▶ Texto de lectura
______________________________
Eucaristía y Cielo
El Cielo es
nuestra patria.
En el día de la
Ascensión, Cristo subió al Cielo para tomar posesión de su gloria y prepararnos
un lugar. Con Él, la humanidad redimida podrá penetrar en el Cielo. Consciente
de que el Cielo no nos está jamás cerrado, vivimos en la expectativa del día en
que sus puertas se abrirán de para en par para que en él entremos. Esperanza
esta que nos anima y por sí bastaría para obligarnos a llevar una vida
cristiana digna y sobrellevar con paciencia todas las contrariedades con tal de
alcanzar ese Cielo prometido.
Sin embargo,
Cristo, como muestra de amor, para sostener esa esperanza del Cielo creó el
lindo Cielo eucarístico, pues la Eucaristía es un Cielo anticipado. ¿Acaso en
la Eucaristía no viene Jesús, bajando a la tierra y trayéndonos ese Cielo
consigo? ¿Acaso donde está Jesús no está el Cielo? Si Jesús está
sacramentalmente en la Eucaristía, trae consigo también el Cielo.
Su estado,
aunque velado a nuestros sentidos exteriores, es un estado de gloria, de
triunfo, de felicidad, exento de las miserias de la vida.
Al comulgar a
Jesús en la Eucaristía, júbilo y gloria del Paraíso, recibimos igualmente el
Cielo. Se nos da para mantener viva en nosotros el recuerdo de la verdadera
patria y no desfallecer al pensar en ella. Se da y permanece corporalmente en nuestros
corazones en cuanto subsisten las especies sacramentales. Una vez destruidas
éstas, vuelve nuevamente al Cielo, pero permanece en nosotros por su gracia y
por su presencia amorosa. Nos deja los efectos de su presencia: amor, pureza,
fuerza, alegría y gozo.
¿Por qué es tan
rápida su visita? Porque la condición indispensable a su presencia corporal
resucitada está en la integridad de las Santas Especies.
Jesús, viniendo
a nosotros en la Eucaristía, trae consigo los frutos y las flores del Paraíso.
¿Cuáles son éstas? Lo ignoro. No los podemos ver, pero sentimos su suave
perfume.
¿Cuáles son los
bienes celestes que nos vienen con Jesús, cuando lo recibimos en la Eucaristía?
En primer
lugar, la gloria. Es verdad que la gloria de los Santos es
una flor que sólo se abre ante el sol del Paraíso, gloria ésta que no nos es
dada en la tierra. Pero recibimos el germen oculto, que la contiene toda
entera, como la semilla que contiene la espiga. La Eucaristía deposita en
nosotros el fermento de la resurrección, a causa de una gloria especial y más
brillante que, sembrada en la carne corruptible, brotará sobre nuestro cuerpo
resucitado e inmortal.
En segundo
lugar, la felicidad. Nuestra alma, al entrar en el Cielo, se
verá en plena posesión de la felicidad del propio Dios, sin miedo a perderla o
de verla disminuir. ¿Y en la comunión no recibimos alguna parcelita de esa real
felicidad? No nos es dada en su totalidad, pues entonces nos olvidaríamos del
Cielo. Pero, ¡cuánta paz, cuánta dulce alegría no acompaña en la comunión!
______________________________
Elementos guardados de una colección:
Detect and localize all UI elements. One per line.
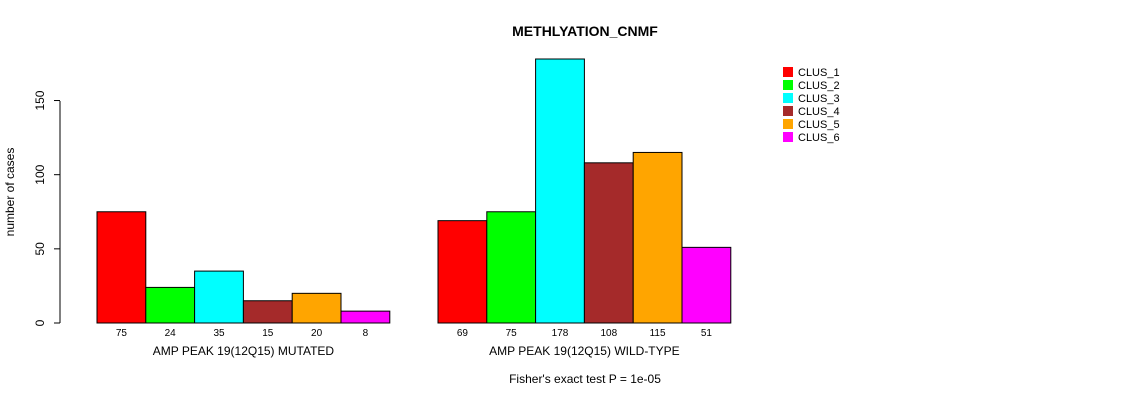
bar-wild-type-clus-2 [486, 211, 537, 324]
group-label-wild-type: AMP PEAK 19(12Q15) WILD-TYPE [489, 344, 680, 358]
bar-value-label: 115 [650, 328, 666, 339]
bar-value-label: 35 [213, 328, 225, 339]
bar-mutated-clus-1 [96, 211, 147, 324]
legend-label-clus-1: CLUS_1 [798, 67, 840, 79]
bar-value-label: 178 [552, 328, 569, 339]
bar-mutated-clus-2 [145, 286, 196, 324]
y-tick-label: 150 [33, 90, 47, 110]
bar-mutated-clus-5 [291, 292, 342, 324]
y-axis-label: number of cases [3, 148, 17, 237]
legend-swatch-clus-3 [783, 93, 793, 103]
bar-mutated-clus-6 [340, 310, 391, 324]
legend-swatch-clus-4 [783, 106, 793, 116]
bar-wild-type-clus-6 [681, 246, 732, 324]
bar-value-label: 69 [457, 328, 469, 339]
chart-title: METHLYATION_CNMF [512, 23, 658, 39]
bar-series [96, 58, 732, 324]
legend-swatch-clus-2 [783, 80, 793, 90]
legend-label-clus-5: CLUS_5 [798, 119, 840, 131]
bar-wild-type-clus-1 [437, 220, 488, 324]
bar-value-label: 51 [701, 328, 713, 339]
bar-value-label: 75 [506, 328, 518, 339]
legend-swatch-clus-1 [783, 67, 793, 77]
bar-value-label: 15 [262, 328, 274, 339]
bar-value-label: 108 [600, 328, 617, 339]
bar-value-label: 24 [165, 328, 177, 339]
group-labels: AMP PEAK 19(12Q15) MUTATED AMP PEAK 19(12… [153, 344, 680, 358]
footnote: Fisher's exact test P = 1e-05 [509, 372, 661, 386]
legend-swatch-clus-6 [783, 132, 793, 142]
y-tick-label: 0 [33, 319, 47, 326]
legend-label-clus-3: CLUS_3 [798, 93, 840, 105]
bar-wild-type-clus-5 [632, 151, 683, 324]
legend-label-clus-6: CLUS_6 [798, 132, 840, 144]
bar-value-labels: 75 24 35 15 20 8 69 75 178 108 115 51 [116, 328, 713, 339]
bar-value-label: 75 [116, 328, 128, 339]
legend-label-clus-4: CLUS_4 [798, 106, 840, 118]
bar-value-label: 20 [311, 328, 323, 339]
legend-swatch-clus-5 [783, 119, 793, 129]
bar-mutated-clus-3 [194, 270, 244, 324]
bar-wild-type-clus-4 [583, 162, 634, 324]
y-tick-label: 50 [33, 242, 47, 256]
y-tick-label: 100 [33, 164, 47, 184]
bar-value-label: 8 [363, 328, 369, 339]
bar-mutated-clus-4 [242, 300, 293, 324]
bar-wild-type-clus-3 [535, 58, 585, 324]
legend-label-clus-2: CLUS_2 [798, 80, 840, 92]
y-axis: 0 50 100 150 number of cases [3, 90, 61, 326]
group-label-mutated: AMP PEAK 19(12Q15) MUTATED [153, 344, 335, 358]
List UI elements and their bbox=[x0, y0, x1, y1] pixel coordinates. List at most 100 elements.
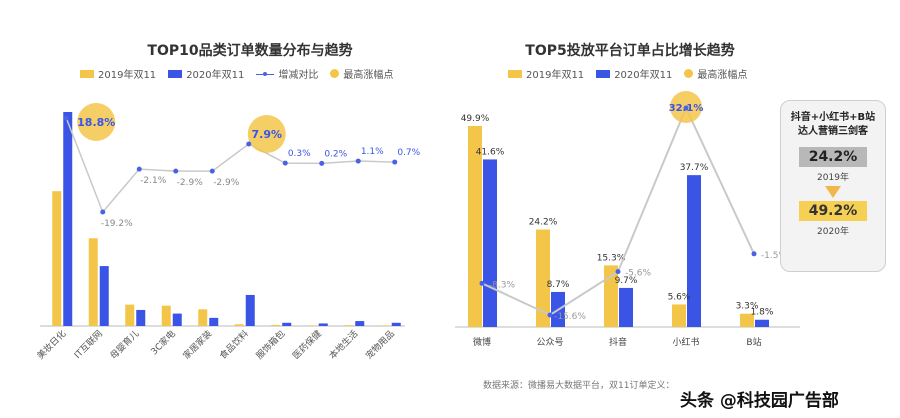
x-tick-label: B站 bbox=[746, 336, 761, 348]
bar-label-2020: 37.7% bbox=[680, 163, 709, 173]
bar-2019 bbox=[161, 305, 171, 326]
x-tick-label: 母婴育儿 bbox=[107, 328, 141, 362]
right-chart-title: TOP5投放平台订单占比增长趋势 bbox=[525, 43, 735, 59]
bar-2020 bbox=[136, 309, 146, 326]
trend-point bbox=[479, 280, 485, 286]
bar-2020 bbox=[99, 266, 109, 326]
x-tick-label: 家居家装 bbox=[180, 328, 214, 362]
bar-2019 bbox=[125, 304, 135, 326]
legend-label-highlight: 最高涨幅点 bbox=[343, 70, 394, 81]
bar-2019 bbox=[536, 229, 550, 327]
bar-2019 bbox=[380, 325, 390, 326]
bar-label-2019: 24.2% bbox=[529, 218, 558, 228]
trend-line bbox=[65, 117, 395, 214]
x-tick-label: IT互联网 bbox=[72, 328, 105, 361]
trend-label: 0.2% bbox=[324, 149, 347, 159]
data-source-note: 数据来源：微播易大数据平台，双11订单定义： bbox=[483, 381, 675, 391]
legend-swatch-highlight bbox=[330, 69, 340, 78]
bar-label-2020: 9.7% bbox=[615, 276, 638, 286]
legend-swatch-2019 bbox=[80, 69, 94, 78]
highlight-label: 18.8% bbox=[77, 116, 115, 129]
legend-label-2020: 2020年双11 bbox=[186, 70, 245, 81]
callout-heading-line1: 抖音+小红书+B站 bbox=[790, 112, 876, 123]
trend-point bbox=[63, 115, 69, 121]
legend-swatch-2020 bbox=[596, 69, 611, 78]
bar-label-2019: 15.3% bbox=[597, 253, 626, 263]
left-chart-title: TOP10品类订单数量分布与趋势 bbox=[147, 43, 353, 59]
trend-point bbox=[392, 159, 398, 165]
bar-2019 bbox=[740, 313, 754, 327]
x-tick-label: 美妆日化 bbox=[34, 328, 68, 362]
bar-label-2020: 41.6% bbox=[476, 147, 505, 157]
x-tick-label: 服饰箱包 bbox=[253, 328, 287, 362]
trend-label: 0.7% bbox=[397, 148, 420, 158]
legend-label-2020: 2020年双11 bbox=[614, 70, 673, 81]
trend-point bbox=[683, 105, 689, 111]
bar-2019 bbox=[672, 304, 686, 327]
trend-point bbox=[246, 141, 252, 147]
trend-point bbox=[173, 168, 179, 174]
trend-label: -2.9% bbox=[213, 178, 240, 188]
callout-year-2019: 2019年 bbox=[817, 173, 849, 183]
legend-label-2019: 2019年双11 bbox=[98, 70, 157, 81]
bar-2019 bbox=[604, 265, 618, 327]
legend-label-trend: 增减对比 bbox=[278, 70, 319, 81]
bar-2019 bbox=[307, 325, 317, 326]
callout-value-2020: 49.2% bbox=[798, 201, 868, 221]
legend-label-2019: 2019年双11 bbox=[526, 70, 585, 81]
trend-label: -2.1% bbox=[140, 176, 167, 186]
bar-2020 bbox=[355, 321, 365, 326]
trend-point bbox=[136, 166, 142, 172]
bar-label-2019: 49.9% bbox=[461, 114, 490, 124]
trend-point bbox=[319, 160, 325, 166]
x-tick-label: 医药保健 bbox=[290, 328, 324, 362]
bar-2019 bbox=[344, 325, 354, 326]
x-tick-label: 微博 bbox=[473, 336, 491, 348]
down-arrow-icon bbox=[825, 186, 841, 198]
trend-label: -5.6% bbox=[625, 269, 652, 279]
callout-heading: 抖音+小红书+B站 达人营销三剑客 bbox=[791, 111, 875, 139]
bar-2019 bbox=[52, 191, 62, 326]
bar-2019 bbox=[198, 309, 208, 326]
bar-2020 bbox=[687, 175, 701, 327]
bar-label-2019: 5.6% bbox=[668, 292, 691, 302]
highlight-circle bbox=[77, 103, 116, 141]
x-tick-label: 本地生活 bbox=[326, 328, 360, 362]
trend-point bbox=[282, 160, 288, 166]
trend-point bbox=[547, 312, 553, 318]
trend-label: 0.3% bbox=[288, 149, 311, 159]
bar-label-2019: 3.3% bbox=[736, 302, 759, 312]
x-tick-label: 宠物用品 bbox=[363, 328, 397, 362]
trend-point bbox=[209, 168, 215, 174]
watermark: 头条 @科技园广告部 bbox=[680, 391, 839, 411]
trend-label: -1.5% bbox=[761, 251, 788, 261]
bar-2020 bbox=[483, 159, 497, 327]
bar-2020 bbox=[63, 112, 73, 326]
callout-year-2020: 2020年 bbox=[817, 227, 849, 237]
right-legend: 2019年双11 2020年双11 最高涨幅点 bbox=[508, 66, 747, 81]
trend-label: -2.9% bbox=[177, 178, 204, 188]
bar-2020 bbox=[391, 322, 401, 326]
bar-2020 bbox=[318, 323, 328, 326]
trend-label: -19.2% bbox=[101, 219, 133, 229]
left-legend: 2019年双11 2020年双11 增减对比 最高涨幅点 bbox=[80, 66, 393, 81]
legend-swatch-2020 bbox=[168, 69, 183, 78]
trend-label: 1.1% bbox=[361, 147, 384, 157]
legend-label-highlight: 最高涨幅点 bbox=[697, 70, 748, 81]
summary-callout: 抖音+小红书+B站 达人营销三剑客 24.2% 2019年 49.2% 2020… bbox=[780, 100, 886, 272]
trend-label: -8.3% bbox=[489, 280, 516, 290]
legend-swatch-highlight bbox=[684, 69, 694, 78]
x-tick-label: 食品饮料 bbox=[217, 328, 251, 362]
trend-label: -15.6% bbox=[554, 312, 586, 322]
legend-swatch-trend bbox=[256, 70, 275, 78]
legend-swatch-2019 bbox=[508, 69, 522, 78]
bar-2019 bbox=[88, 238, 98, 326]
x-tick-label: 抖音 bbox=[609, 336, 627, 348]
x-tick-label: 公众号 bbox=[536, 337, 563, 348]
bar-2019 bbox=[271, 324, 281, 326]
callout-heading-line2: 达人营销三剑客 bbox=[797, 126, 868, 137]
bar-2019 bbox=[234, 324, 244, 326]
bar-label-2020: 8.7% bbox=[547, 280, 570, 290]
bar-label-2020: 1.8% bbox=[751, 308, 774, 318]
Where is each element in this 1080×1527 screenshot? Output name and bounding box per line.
______________________________
▶ Instrucciones y requisitos
Edita el texto sobre la Eucaristía y el Cielo desde "En el día de" hasta "también el Cielo." y escribe "espera" en lugar de "expectativa".

▶ Resultado del ejercicio
En el día de la
Ascensión, Cristo subió al Cielo para tomar posesión de su gloria y prepararnos
un lugar. Con Él, la humanidad redimida podrá penetrar en el Cielo. Consciente
de que el Cielo no nos está jamás cerrado, vivimos en la espera del día en
que sus puertas se abrirán de para en par para que en él entremos. Esperanza
esta que nos anima y por sí bastaría para obligarnos a llevar una vida
cristiana digna y sobrellevar con paciencia todas las contrariedades con tal de
alcanzar ese Cielo prometido.
Sin embargo,
Cristo, como muestra de amor, para sostener esa esperanza del Cielo creó el
lindo Cielo eucarístico, pues la Eucaristía es un Cielo anticipado. ¿Acaso en
la Eucaristía no viene Jesús, bajando a la tierra y trayéndonos ese Cielo
consigo? ¿Acaso donde está Jesús no está el Cielo? Si Jesús está
sacramentalmente en la Eucaristía, trae consigo también el Cielo.